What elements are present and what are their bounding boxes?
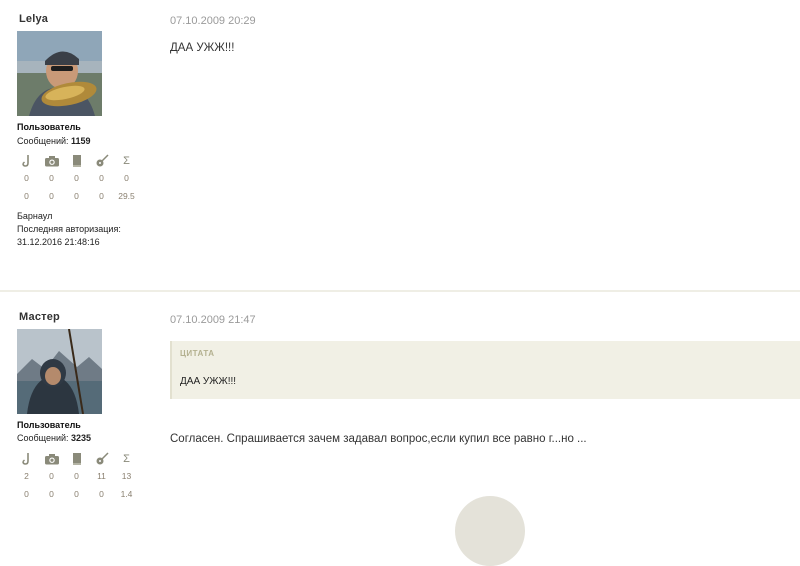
○ ○ ○
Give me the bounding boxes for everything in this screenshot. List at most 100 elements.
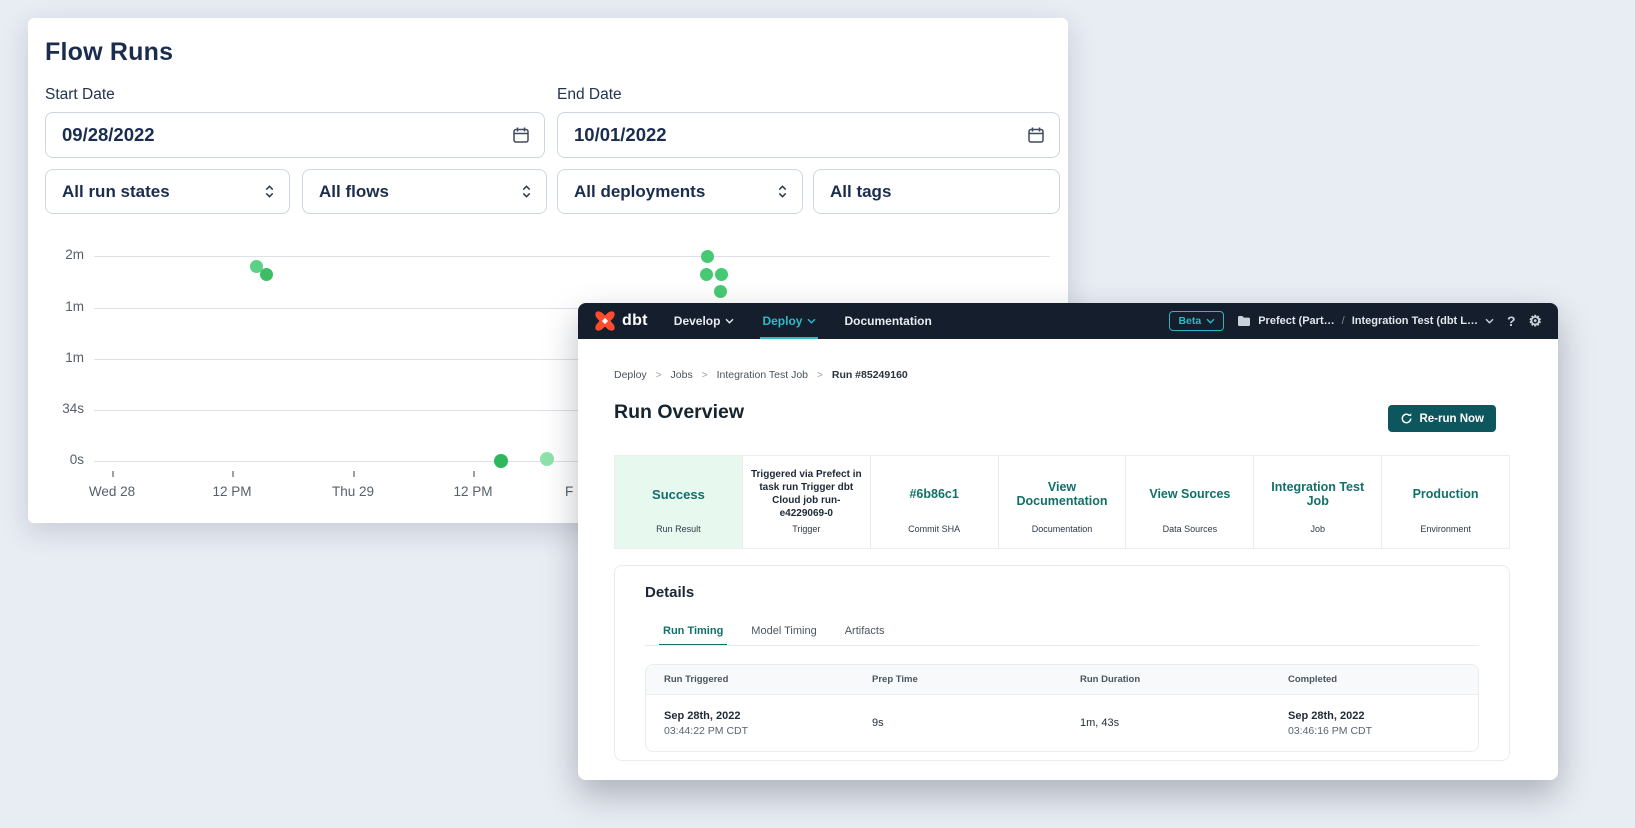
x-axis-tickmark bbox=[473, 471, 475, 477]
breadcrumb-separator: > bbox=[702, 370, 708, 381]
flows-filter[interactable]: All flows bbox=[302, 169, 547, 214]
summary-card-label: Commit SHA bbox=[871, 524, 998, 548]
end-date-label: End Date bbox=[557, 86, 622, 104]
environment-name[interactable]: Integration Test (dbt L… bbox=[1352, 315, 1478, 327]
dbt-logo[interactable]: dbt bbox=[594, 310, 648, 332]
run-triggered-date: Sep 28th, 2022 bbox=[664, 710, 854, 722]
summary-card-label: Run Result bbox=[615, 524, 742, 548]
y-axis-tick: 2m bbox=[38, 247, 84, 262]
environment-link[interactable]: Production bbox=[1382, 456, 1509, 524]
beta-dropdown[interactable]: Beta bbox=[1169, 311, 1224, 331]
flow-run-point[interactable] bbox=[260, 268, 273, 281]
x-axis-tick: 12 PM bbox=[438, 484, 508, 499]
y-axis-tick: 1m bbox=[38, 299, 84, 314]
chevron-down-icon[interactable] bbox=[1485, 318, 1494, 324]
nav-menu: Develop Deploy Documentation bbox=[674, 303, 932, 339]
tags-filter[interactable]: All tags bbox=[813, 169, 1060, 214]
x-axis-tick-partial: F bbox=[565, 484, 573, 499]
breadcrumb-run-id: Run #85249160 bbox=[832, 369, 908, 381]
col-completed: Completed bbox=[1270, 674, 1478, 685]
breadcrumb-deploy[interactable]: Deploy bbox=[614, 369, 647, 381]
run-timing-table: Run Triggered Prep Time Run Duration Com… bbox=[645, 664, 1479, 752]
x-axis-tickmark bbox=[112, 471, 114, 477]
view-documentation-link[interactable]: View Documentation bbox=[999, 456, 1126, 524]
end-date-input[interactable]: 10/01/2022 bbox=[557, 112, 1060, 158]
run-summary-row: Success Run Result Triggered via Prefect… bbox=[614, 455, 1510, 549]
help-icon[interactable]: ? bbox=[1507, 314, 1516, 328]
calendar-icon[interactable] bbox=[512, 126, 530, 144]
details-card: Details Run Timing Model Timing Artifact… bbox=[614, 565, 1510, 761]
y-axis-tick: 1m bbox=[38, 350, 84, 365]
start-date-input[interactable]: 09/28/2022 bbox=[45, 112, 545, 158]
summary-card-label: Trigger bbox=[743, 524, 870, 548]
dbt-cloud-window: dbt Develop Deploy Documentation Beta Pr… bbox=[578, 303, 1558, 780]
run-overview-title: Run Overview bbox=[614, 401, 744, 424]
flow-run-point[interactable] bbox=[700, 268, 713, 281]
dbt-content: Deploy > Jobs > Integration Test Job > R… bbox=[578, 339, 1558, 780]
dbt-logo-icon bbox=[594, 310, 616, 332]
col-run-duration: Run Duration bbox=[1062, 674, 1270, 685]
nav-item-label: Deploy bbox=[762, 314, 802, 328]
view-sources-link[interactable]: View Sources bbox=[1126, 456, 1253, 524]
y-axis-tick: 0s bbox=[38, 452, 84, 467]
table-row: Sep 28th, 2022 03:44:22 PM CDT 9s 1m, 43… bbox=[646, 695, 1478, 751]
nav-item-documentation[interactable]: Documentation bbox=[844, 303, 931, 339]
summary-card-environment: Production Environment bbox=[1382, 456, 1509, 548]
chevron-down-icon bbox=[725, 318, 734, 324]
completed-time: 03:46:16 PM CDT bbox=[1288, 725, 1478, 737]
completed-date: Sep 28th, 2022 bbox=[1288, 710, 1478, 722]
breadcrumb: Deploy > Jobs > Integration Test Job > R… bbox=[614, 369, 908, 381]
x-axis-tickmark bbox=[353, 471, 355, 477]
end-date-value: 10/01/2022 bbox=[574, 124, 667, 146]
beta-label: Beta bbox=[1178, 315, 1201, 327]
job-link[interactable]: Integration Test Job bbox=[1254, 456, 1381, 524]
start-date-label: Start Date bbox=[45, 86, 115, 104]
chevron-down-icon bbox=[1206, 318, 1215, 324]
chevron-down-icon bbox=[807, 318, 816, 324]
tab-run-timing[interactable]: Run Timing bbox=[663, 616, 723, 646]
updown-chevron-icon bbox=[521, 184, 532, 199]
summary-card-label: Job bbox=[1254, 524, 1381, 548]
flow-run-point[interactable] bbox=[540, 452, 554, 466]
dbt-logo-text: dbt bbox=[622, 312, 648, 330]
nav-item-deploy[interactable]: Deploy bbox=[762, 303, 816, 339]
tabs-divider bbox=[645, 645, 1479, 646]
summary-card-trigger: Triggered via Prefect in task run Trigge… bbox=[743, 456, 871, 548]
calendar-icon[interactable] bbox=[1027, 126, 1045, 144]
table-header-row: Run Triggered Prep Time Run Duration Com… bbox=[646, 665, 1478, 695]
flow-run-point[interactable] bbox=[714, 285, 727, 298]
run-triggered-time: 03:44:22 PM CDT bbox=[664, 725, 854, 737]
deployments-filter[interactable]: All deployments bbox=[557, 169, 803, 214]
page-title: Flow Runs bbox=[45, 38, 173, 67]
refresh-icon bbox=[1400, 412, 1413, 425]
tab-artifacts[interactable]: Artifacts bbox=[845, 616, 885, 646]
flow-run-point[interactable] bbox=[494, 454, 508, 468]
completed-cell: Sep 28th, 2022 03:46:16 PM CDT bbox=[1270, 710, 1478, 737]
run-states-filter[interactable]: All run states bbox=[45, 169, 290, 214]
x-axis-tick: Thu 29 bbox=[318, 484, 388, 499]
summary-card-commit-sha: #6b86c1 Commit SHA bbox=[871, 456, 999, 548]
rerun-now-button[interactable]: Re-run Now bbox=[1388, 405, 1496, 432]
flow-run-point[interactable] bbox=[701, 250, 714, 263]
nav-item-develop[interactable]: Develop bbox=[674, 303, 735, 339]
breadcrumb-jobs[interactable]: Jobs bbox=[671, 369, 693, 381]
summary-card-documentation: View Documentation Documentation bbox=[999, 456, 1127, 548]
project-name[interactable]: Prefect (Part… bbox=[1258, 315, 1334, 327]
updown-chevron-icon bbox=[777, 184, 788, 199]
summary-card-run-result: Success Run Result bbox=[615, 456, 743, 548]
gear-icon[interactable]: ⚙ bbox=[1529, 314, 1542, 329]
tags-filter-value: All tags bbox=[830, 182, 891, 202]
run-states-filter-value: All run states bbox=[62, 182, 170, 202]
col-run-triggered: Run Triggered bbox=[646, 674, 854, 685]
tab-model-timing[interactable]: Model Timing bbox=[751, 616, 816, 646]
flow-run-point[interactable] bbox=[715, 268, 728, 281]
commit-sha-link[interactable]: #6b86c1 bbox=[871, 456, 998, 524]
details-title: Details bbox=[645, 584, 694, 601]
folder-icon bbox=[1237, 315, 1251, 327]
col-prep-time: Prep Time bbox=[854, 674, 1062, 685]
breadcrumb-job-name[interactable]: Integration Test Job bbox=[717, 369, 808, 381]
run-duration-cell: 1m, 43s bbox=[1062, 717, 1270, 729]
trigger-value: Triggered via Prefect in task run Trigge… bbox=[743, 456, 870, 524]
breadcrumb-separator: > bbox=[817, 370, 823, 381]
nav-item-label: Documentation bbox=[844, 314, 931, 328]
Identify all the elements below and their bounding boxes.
○ ○ ○
### CHALLENGE
Can you turn the material from the line containing "Give me the" up to and including the line containing "summary-card-label: Commit SHA" into a numbered list, leaving out blank lines and pictures?

### WRITTEN RESPONSE
1. Give me the bounding boxes for everything in this screenshot. List at most 100 elements.
2. x-axis-tickmark bbox=[473, 471, 475, 477]
3. breadcrumb-separator: > bbox=[702, 370, 708, 381]
4. flows-filter[interactable]: All flows bbox=[302, 169, 547, 214]
5. summary-card-label: Commit SHA bbox=[871, 524, 998, 548]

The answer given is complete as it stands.